Print the data that follows exactly.

## Start

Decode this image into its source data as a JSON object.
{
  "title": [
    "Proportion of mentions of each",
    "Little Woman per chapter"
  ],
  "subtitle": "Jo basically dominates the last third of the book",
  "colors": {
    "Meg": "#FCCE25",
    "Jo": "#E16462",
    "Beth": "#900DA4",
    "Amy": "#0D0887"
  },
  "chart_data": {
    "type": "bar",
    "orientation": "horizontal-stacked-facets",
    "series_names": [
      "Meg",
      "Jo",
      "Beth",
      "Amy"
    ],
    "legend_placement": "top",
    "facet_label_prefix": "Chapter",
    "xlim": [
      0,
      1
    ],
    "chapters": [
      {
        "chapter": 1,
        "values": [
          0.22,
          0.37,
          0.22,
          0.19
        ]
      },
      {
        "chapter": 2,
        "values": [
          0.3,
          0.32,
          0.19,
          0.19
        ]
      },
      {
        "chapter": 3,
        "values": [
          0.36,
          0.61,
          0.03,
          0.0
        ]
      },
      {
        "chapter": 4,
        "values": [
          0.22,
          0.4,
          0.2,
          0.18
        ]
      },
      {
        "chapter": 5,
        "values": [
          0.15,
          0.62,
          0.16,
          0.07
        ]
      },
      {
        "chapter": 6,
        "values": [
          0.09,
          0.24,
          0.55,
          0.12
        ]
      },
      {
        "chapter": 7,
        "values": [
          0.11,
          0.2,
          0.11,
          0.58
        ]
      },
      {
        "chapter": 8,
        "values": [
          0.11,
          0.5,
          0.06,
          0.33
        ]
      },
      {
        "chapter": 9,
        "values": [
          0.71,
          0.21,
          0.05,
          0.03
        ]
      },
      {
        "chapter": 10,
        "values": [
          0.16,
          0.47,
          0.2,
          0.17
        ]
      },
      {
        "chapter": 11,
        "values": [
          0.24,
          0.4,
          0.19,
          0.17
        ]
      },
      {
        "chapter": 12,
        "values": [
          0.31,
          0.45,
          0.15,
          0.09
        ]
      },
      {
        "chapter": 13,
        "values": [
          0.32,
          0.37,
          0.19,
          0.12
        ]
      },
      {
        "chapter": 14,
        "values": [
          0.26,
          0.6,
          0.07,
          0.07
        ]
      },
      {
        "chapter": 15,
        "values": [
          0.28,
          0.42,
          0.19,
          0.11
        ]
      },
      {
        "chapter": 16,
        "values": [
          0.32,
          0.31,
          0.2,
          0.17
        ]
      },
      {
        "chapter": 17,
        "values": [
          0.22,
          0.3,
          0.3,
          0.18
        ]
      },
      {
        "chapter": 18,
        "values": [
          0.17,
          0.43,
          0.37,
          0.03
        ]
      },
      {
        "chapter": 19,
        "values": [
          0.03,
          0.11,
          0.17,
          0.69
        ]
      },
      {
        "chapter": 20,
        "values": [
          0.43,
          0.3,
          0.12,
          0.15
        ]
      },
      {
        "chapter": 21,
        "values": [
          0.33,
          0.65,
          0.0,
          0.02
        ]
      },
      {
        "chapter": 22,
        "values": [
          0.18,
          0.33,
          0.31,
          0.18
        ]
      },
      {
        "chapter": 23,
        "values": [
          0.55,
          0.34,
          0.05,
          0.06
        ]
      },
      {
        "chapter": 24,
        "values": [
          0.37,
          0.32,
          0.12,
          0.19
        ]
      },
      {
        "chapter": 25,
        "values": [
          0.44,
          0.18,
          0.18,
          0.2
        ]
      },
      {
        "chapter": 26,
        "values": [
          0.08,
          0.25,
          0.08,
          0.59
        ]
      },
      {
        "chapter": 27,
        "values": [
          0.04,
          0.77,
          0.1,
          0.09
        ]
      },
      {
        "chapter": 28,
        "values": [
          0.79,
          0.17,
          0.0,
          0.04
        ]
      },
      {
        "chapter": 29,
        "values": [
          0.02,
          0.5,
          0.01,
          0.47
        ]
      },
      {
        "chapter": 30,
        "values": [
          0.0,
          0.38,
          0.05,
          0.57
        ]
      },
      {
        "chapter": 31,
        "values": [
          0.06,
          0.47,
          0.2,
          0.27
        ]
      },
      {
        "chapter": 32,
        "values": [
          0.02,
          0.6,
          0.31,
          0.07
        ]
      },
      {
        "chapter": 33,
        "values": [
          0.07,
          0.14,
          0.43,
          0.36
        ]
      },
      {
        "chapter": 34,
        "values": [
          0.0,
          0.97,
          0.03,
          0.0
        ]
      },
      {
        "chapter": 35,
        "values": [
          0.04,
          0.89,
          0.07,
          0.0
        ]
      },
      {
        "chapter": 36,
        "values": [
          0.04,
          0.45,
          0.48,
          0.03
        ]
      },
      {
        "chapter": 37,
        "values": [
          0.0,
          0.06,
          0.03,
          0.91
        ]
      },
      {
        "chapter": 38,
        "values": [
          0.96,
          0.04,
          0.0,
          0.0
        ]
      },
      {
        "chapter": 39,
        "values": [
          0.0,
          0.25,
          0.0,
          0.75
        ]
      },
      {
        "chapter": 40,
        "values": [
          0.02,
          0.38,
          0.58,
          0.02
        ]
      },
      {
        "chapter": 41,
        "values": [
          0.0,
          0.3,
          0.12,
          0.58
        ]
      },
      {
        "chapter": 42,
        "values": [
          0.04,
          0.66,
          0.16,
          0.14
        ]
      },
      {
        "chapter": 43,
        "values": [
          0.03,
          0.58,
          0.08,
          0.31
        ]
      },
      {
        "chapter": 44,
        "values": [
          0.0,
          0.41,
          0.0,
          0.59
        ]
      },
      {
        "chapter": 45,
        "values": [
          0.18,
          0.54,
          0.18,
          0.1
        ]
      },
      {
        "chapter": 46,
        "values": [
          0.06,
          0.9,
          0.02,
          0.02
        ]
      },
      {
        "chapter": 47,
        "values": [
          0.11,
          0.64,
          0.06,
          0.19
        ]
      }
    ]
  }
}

## End

▶ **Complete output**
Decode this image into its source data as a JSON object.
{
  "title": [
    "Proportion of mentions of each",
    "Little Woman per chapter"
  ],
  "subtitle": "Jo basically dominates the last third of the book",
  "colors": {
    "Meg": "#FCCE25",
    "Jo": "#E16462",
    "Beth": "#900DA4",
    "Amy": "#0D0887"
  },
  "chart_data": {
    "type": "bar",
    "orientation": "horizontal-stacked-facets",
    "series_names": [
      "Meg",
      "Jo",
      "Beth",
      "Amy"
    ],
    "legend_placement": "top",
    "facet_label_prefix": "Chapter",
    "xlim": [
      0,
      1
    ],
    "chapters": [
      {
        "chapter": 1,
        "values": [
          0.22,
          0.37,
          0.22,
          0.19
        ]
      },
      {
        "chapter": 2,
        "values": [
          0.3,
          0.32,
          0.19,
          0.19
        ]
      },
      {
        "chapter": 3,
        "values": [
          0.36,
          0.61,
          0.03,
          0.0
        ]
      },
      {
        "chapter": 4,
        "values": [
          0.22,
          0.4,
          0.2,
          0.18
        ]
      },
      {
        "chapter": 5,
        "values": [
          0.15,
          0.62,
          0.16,
          0.07
        ]
      },
      {
        "chapter": 6,
        "values": [
          0.09,
          0.24,
          0.55,
          0.12
        ]
      },
      {
        "chapter": 7,
        "values": [
          0.11,
          0.2,
          0.11,
          0.58
        ]
      },
      {
        "chapter": 8,
        "values": [
          0.11,
          0.5,
          0.06,
          0.33
        ]
      },
      {
        "chapter": 9,
        "values": [
          0.71,
          0.21,
          0.05,
          0.03
        ]
      },
      {
        "chapter": 10,
        "values": [
          0.16,
          0.47,
          0.2,
          0.17
        ]
      },
      {
        "chapter": 11,
        "values": [
          0.24,
          0.4,
          0.19,
          0.17
        ]
      },
      {
        "chapter": 12,
        "values": [
          0.31,
          0.45,
          0.15,
          0.09
        ]
      },
      {
        "chapter": 13,
        "values": [
          0.32,
          0.37,
          0.19,
          0.12
        ]
      },
      {
        "chapter": 14,
        "values": [
          0.26,
          0.6,
          0.07,
          0.07
        ]
      },
      {
        "chapter": 15,
        "values": [
          0.28,
          0.42,
          0.19,
          0.11
        ]
      },
      {
        "chapter": 16,
        "values": [
          0.32,
          0.31,
          0.2,
          0.17
        ]
      },
      {
        "chapter": 17,
        "values": [
          0.22,
          0.3,
          0.3,
          0.18
        ]
      },
      {
        "chapter": 18,
        "values": [
          0.17,
          0.43,
          0.37,
          0.03
        ]
      },
      {
        "chapter": 19,
        "values": [
          0.03,
          0.11,
          0.17,
          0.69
        ]
      },
      {
        "chapter": 20,
        "values": [
          0.43,
          0.3,
          0.12,
          0.15
        ]
      },
      {
        "chapter": 21,
        "values": [
          0.33,
          0.65,
          0.0,
          0.02
        ]
      },
      {
        "chapter": 22,
        "values": [
          0.18,
          0.33,
          0.31,
          0.18
        ]
      },
      {
        "chapter": 23,
        "values": [
          0.55,
          0.34,
          0.05,
          0.06
        ]
      },
      {
        "chapter": 24,
        "values": [
          0.37,
          0.32,
          0.12,
          0.19
        ]
      },
      {
        "chapter": 25,
        "values": [
          0.44,
          0.18,
          0.18,
          0.2
        ]
      },
      {
        "chapter": 26,
        "values": [
          0.08,
          0.25,
          0.08,
          0.59
        ]
      },
      {
        "chapter": 27,
        "values": [
          0.04,
          0.77,
          0.1,
          0.09
        ]
      },
      {
        "chapter": 28,
        "values": [
          0.79,
          0.17,
          0.0,
          0.04
        ]
      },
      {
        "chapter": 29,
        "values": [
          0.02,
          0.5,
          0.01,
          0.47
        ]
      },
      {
        "chapter": 30,
        "values": [
          0.0,
          0.38,
          0.05,
          0.57
        ]
      },
      {
        "chapter": 31,
        "values": [
          0.06,
          0.47,
          0.2,
          0.27
        ]
      },
      {
        "chapter": 32,
        "values": [
          0.02,
          0.6,
          0.31,
          0.07
        ]
      },
      {
        "chapter": 33,
        "values": [
          0.07,
          0.14,
          0.43,
          0.36
        ]
      },
      {
        "chapter": 34,
        "values": [
          0.0,
          0.97,
          0.03,
          0.0
        ]
      },
      {
        "chapter": 35,
        "values": [
          0.04,
          0.89,
          0.07,
          0.0
        ]
      },
      {
        "chapter": 36,
        "values": [
          0.04,
          0.45,
          0.48,
          0.03
        ]
      },
      {
        "chapter": 37,
        "values": [
          0.0,
          0.06,
          0.03,
          0.91
        ]
      },
      {
        "chapter": 38,
        "values": [
          0.96,
          0.04,
          0.0,
          0.0
        ]
      },
      {
        "chapter": 39,
        "values": [
          0.0,
          0.25,
          0.0,
          0.75
        ]
      },
      {
        "chapter": 40,
        "values": [
          0.02,
          0.38,
          0.58,
          0.02
        ]
      },
      {
        "chapter": 41,
        "values": [
          0.0,
          0.3,
          0.12,
          0.58
        ]
      },
      {
        "chapter": 42,
        "values": [
          0.04,
          0.66,
          0.16,
          0.14
        ]
      },
      {
        "chapter": 43,
        "values": [
          0.03,
          0.58,
          0.08,
          0.31
        ]
      },
      {
        "chapter": 44,
        "values": [
          0.0,
          0.41,
          0.0,
          0.59
        ]
      },
      {
        "chapter": 45,
        "values": [
          0.18,
          0.54,
          0.18,
          0.1
        ]
      },
      {
        "chapter": 46,
        "values": [
          0.06,
          0.9,
          0.02,
          0.02
        ]
      },
      {
        "chapter": 47,
        "values": [
          0.11,
          0.64,
          0.06,
          0.19
        ]
      }
    ]
  }
}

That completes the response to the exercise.